* Problem details *
Reproduce all of the data below without alteration; exclude every picture.

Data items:
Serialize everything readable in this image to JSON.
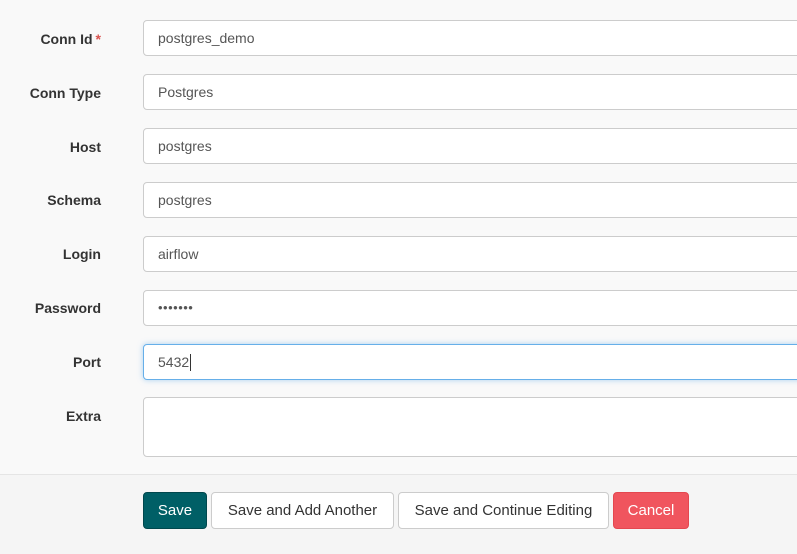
{
  "form": {
    "fields": {
      "conn_id": {
        "label": "Conn Id",
        "required_mark": "*",
        "value": "postgres_demo"
      },
      "conn_type": {
        "label": "Conn Type",
        "value": "Postgres"
      },
      "host": {
        "label": "Host",
        "value": "postgres"
      },
      "schema": {
        "label": "Schema",
        "value": "postgres"
      },
      "login": {
        "label": "Login",
        "value": "airflow"
      },
      "password": {
        "label": "Password",
        "value": "•••••••"
      },
      "port": {
        "label": "Port",
        "value": "5432"
      },
      "extra": {
        "label": "Extra",
        "value": ""
      }
    }
  },
  "actions": {
    "save": "Save",
    "save_add_another": "Save and Add Another",
    "save_continue": "Save and Continue Editing",
    "cancel": "Cancel"
  },
  "colors": {
    "save_button": "#005f66",
    "cancel_button": "#f0555e",
    "required_mark": "#d9534f",
    "focus_border": "#66afe9"
  }
}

* Final result *
Serialize everything readable in this image to JSON.
{
  "form": {
    "fields": {
      "conn_id": {
        "label": "Conn Id",
        "required_mark": "*",
        "value": "postgres_demo"
      },
      "conn_type": {
        "label": "Conn Type",
        "value": "Postgres"
      },
      "host": {
        "label": "Host",
        "value": "postgres"
      },
      "schema": {
        "label": "Schema",
        "value": "postgres"
      },
      "login": {
        "label": "Login",
        "value": "airflow"
      },
      "password": {
        "label": "Password",
        "value": "•••••••"
      },
      "port": {
        "label": "Port",
        "value": "5432"
      },
      "extra": {
        "label": "Extra",
        "value": ""
      }
    }
  },
  "actions": {
    "save": "Save",
    "save_add_another": "Save and Add Another",
    "save_continue": "Save and Continue Editing",
    "cancel": "Cancel"
  },
  "colors": {
    "save_button": "#005f66",
    "cancel_button": "#f0555e",
    "required_mark": "#d9534f",
    "focus_border": "#66afe9"
  }
}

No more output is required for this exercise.